==== Data supplied

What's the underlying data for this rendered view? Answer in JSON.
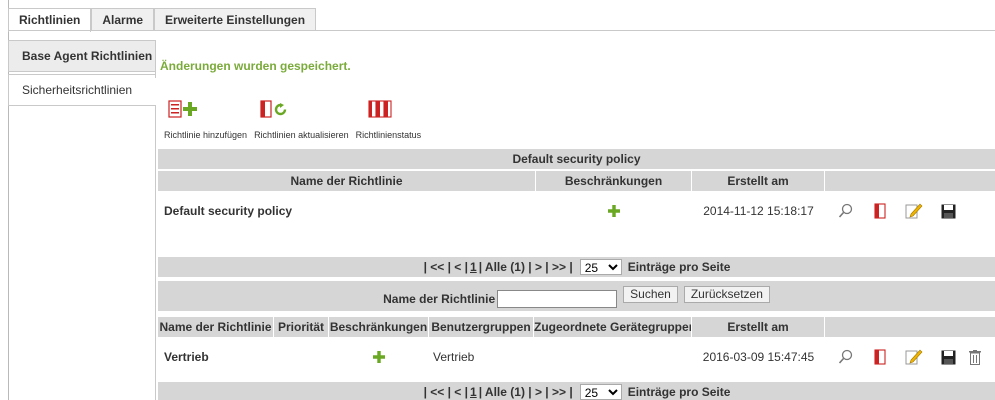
{
  "top_tabs": [
    {
      "label": "Richtlinien",
      "active": true
    },
    {
      "label": "Alarme",
      "active": false
    },
    {
      "label": "Erweiterte Einstellungen",
      "active": false
    }
  ],
  "side_tabs": [
    {
      "label": "Base Agent Richtlinien",
      "active": false
    },
    {
      "label": "Sicherheitsrichtlinien",
      "active": true
    }
  ],
  "message": "Änderungen wurden gespeichert.",
  "toolbar": {
    "add_label": "Richtlinie hinzufügen",
    "refresh_label": "Richtlinien aktualisieren",
    "status_label": "Richtlinienstatus"
  },
  "default_section": {
    "title": "Default security policy",
    "headers": {
      "name": "Name der Richtlinie",
      "restrictions": "Beschränkungen",
      "created": "Erstellt am"
    },
    "row": {
      "name": "Default security policy",
      "created": "2014-11-12 15:18:17"
    }
  },
  "pager": {
    "prefix": "| << | < |",
    "current": "1",
    "middle": "| Alle (1) | > | >> |",
    "page_size": "25",
    "suffix": "Einträge pro Seite"
  },
  "search": {
    "label": "Name der Richtlinie",
    "value": "",
    "search_button": "Suchen",
    "reset_button": "Zurücksetzen"
  },
  "policies": {
    "headers": {
      "name": "Name der Richtlinie",
      "priority": "Priorität",
      "restrictions": "Beschränkungen",
      "user_groups": "Benutzergruppen",
      "device_groups": "Zugeordnete Gerätegruppen",
      "created": "Erstellt am"
    },
    "rows": [
      {
        "name": "Vertrieb",
        "priority": "",
        "user_groups": "Vertrieb",
        "device_groups": "",
        "created": "2016-03-09 15:47:45"
      }
    ]
  },
  "colors": {
    "success": "#7aab3a",
    "header_bg": "#d6d6d6",
    "plus_green": "#6aa823",
    "doc_red": "#cc2222"
  }
}
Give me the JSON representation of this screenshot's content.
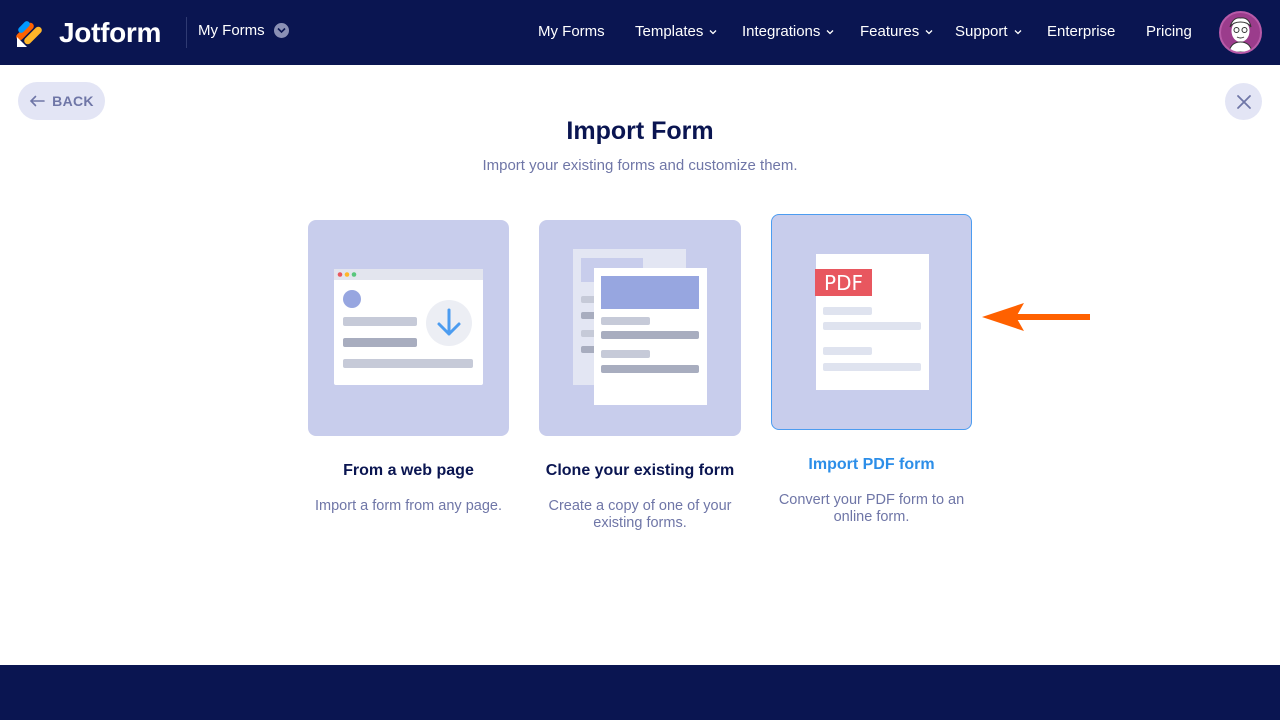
{
  "header": {
    "brand": "Jotform",
    "workspace_dropdown": "My Forms",
    "nav": [
      {
        "label": "My Forms",
        "has_chevron": false
      },
      {
        "label": "Templates",
        "has_chevron": true
      },
      {
        "label": "Integrations",
        "has_chevron": true
      },
      {
        "label": "Features",
        "has_chevron": true
      },
      {
        "label": "Support",
        "has_chevron": true
      },
      {
        "label": "Enterprise",
        "has_chevron": false
      },
      {
        "label": "Pricing",
        "has_chevron": false
      }
    ],
    "avatar_icon": "user-avatar-icon"
  },
  "back_label": "BACK",
  "close_icon": "close-icon",
  "page": {
    "title": "Import Form",
    "subtitle": "Import your existing forms and customize them."
  },
  "options": [
    {
      "title": "From a web page",
      "description": "Import a form from any page.",
      "selected": false
    },
    {
      "title": "Clone your existing form",
      "description": "Create a copy of one of your existing forms.",
      "selected": false
    },
    {
      "title": "Import PDF form",
      "description": "Convert your PDF form to an online form.",
      "selected": true,
      "badge": "PDF"
    }
  ],
  "colors": {
    "navy": "#0a1551",
    "card_bg": "#c8cdec",
    "active_blue": "#2c8ee8",
    "pdf_red": "#e8575f",
    "pointer_orange": "#ff6100"
  }
}
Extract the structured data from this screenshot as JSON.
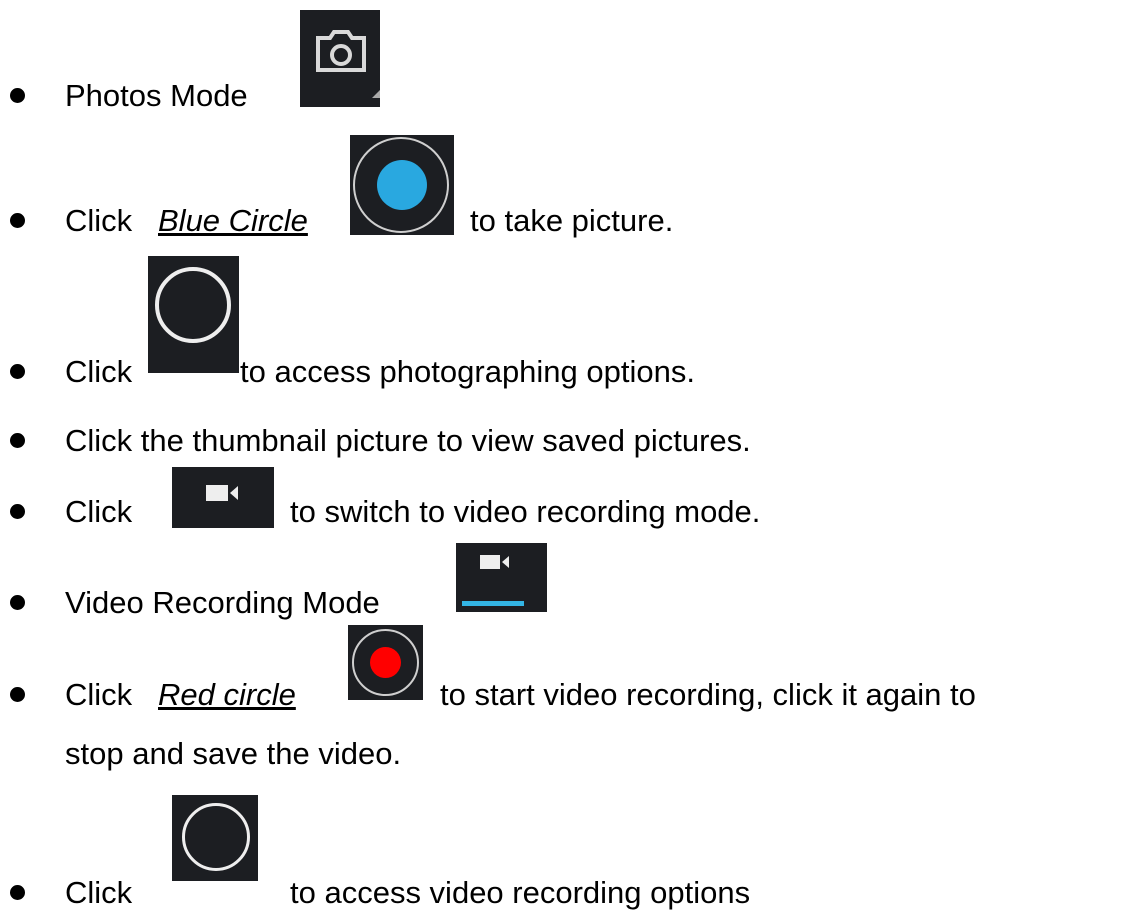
{
  "items": [
    {
      "text": "Photos Mode"
    },
    {
      "before": "Click",
      "link": "Blue Circle",
      "after": "to take picture."
    },
    {
      "before": "Click",
      "after": "to access photographing options."
    },
    {
      "text": "Click the thumbnail picture to view saved pictures."
    },
    {
      "before": "Click",
      "after": "to switch to video recording mode."
    },
    {
      "text": "Video Recording Mode"
    },
    {
      "before": "Click",
      "link": "Red circle",
      "after_line1": "to start video recording, click it again to",
      "after_line2": "stop and save the video."
    },
    {
      "before": "Click",
      "after": "to access video recording options"
    }
  ],
  "icons": {
    "camera": "camera-icon",
    "shutter_blue": "blue-shutter-icon",
    "options": "options-circle-icon",
    "video": "video-camera-icon",
    "video_mode": "video-mode-icon",
    "record_red": "red-record-icon"
  },
  "colors": {
    "icon_bg": "#1c1e22",
    "blue": "#29a8e0",
    "red": "#ff0000",
    "ring": "#d9d9d9",
    "tab_underline": "#33b5e5"
  }
}
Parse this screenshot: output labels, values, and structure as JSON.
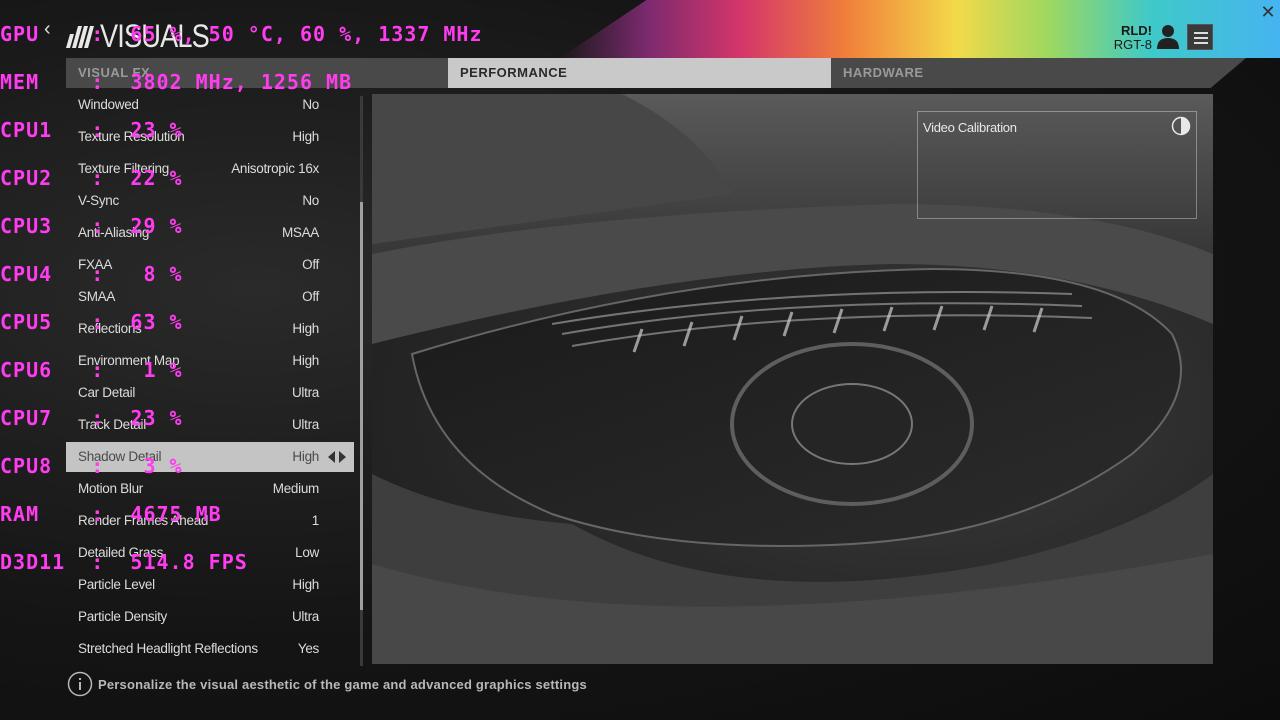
{
  "header": {
    "title": "VISUALS",
    "user_name": "RLD!",
    "user_id": "RGT-8",
    "accent_rainbow": [
      "#7a2a6e",
      "#d4356a",
      "#f0803a",
      "#f3d94a",
      "#9cd860",
      "#3fc9c8",
      "#46b4f0"
    ]
  },
  "tabs": [
    {
      "label": "VISUAL FX",
      "active": false
    },
    {
      "label": "PERFORMANCE",
      "active": true
    },
    {
      "label": "HARDWARE",
      "active": false
    }
  ],
  "settings": [
    {
      "label": "Windowed",
      "value": "No"
    },
    {
      "label": "Texture Resolution",
      "value": "High"
    },
    {
      "label": "Texture Filtering",
      "value": "Anisotropic 16x"
    },
    {
      "label": "V-Sync",
      "value": "No"
    },
    {
      "label": "Anti-Aliasing",
      "value": "MSAA"
    },
    {
      "label": "FXAA",
      "value": "Off"
    },
    {
      "label": "SMAA",
      "value": "Off"
    },
    {
      "label": "Reflections",
      "value": "High"
    },
    {
      "label": "Environment Map",
      "value": "High"
    },
    {
      "label": "Car Detail",
      "value": "Ultra"
    },
    {
      "label": "Track Detail",
      "value": "Ultra"
    },
    {
      "label": "Shadow Detail",
      "value": "High",
      "selected": true
    },
    {
      "label": "Motion Blur",
      "value": "Medium"
    },
    {
      "label": "Render Frames Ahead",
      "value": "1"
    },
    {
      "label": "Detailed Grass",
      "value": "Low"
    },
    {
      "label": "Particle Level",
      "value": "High"
    },
    {
      "label": "Particle Density",
      "value": "Ultra"
    },
    {
      "label": "Stretched Headlight Reflections",
      "value": "Yes"
    }
  ],
  "preview": {
    "calibration_label": "Video Calibration"
  },
  "footer": {
    "hint": "Personalize the visual aesthetic of the game and advanced graphics settings"
  },
  "overlay": {
    "lines": [
      "GPU    :  65 %, 50 °C, 60 %, 1337 MHz",
      "MEM    :  3802 MHz, 1256 MB",
      "CPU1   :  23 %",
      "CPU2   :  22 %",
      "CPU3   :  29 %",
      "CPU4   :   8 %",
      "CPU5   :  63 %",
      "CPU6   :   1 %",
      "CPU7   :  23 %",
      "CPU8   :   3 %",
      "RAM    :  4675 MB",
      "D3D11  :  514.8 FPS"
    ]
  }
}
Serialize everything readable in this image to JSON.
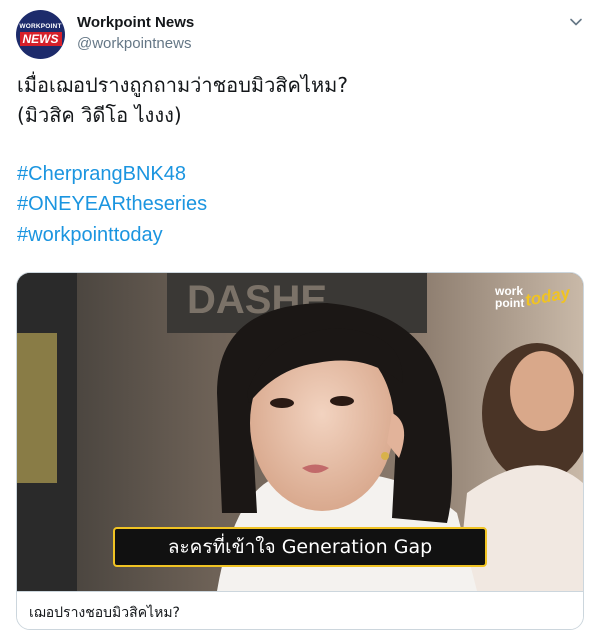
{
  "author": {
    "avatar_top": "WORKPOINT",
    "avatar_bottom": "NEWS",
    "name": "Workpoint News",
    "handle": "@workpointnews"
  },
  "tweet": {
    "line1": "เมื่อเฌอปรางถูกถามว่าชอบมิวสิคไหม?",
    "line2": "(มิวสิค วิดีโอ ไงงง)",
    "hashtags": [
      "#CherprangBNK48",
      "#ONEYEARtheseries",
      "#workpointtoday"
    ]
  },
  "media": {
    "subtitle": "ละครที่เข้าใจ Generation Gap",
    "logo_work": "work",
    "logo_point": "point",
    "logo_today": "today"
  },
  "card": {
    "title": "เฌอปรางชอบมิวสิคไหม?"
  },
  "colors": {
    "hashtag": "#1b95e0",
    "subtitle_border": "#f0c323",
    "card_border": "#ccd6dd"
  },
  "icons": {
    "caret": "chevron-down-icon"
  }
}
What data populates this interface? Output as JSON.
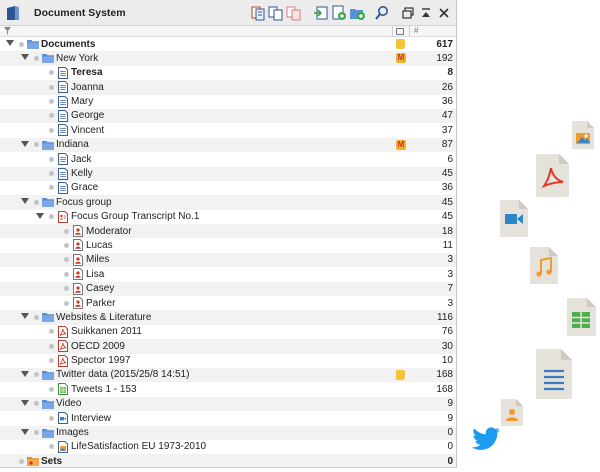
{
  "window": {
    "title": "Document System"
  },
  "header_columns": {
    "hash": "#"
  },
  "memo_badge_letter": "M",
  "colors": {
    "folder": "#5b8fd6",
    "doc": "#3b5f9e",
    "pdf": "#c23b2b",
    "person": "#c23b2b",
    "memo_yellow": "#f5c33b",
    "sets_orange": "#f08a24"
  },
  "tree": [
    {
      "label": "Documents",
      "count": "617",
      "depth": 0,
      "icon": "folder-icon",
      "bold": true,
      "expanded": true,
      "memo": "yellow"
    },
    {
      "label": "New York",
      "count": "192",
      "depth": 1,
      "icon": "folder-icon",
      "expanded": true,
      "memo": "m"
    },
    {
      "label": "Teresa",
      "count": "8",
      "depth": 2,
      "icon": "text-doc-icon",
      "bold": true
    },
    {
      "label": "Joanna",
      "count": "26",
      "depth": 2,
      "icon": "text-doc-icon"
    },
    {
      "label": "Mary",
      "count": "36",
      "depth": 2,
      "icon": "text-doc-icon"
    },
    {
      "label": "George",
      "count": "47",
      "depth": 2,
      "icon": "text-doc-icon"
    },
    {
      "label": "Vincent",
      "count": "37",
      "depth": 2,
      "icon": "text-doc-icon"
    },
    {
      "label": "Indiana",
      "count": "87",
      "depth": 1,
      "icon": "folder-icon",
      "expanded": true,
      "memo": "m"
    },
    {
      "label": "Jack",
      "count": "6",
      "depth": 2,
      "icon": "text-doc-icon"
    },
    {
      "label": "Kelly",
      "count": "45",
      "depth": 2,
      "icon": "text-doc-icon"
    },
    {
      "label": "Grace",
      "count": "36",
      "depth": 2,
      "icon": "text-doc-icon"
    },
    {
      "label": "Focus group",
      "count": "45",
      "depth": 1,
      "icon": "folder-icon",
      "expanded": true
    },
    {
      "label": "Focus Group Transcript No.1",
      "count": "45",
      "depth": 2,
      "icon": "focus-group-doc-icon",
      "expanded": true
    },
    {
      "label": "Moderator",
      "count": "18",
      "depth": 3,
      "icon": "speaker-icon"
    },
    {
      "label": "Lucas",
      "count": "11",
      "depth": 3,
      "icon": "speaker-icon"
    },
    {
      "label": "Miles",
      "count": "3",
      "depth": 3,
      "icon": "speaker-icon"
    },
    {
      "label": "Lisa",
      "count": "3",
      "depth": 3,
      "icon": "speaker-icon"
    },
    {
      "label": "Casey",
      "count": "7",
      "depth": 3,
      "icon": "speaker-icon"
    },
    {
      "label": "Parker",
      "count": "3",
      "depth": 3,
      "icon": "speaker-icon"
    },
    {
      "label": "Websites & Literature",
      "count": "116",
      "depth": 1,
      "icon": "folder-icon",
      "expanded": true
    },
    {
      "label": "Suikkanen 2011",
      "count": "76",
      "depth": 2,
      "icon": "pdf-doc-icon"
    },
    {
      "label": "OECD 2009",
      "count": "30",
      "depth": 2,
      "icon": "pdf-doc-icon"
    },
    {
      "label": "Spector 1997",
      "count": "10",
      "depth": 2,
      "icon": "pdf-doc-icon"
    },
    {
      "label": "Twitter data (2015/25/8 14:51)",
      "count": "168",
      "depth": 1,
      "icon": "folder-icon",
      "expanded": true,
      "memo": "yellow"
    },
    {
      "label": "Tweets 1 - 153",
      "count": "168",
      "depth": 2,
      "icon": "table-doc-icon"
    },
    {
      "label": "Video",
      "count": "9",
      "depth": 1,
      "icon": "folder-icon",
      "expanded": true
    },
    {
      "label": "Interview",
      "count": "9",
      "depth": 2,
      "icon": "video-doc-icon"
    },
    {
      "label": "Images",
      "count": "0",
      "depth": 1,
      "icon": "folder-icon",
      "expanded": true
    },
    {
      "label": "LifeSatisfaction EU 1973-2010",
      "count": "0",
      "depth": 2,
      "icon": "image-doc-icon"
    },
    {
      "label": "Sets",
      "count": "0",
      "depth": 0,
      "icon": "sets-folder-icon",
      "bold": true
    }
  ]
}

========

• _Problem requirements_:
Pull out all lines from the entries above that include the word "Texture".

• _Correct result_:
      "label": "Texture Resolution",
      "label": "Texture Filtering",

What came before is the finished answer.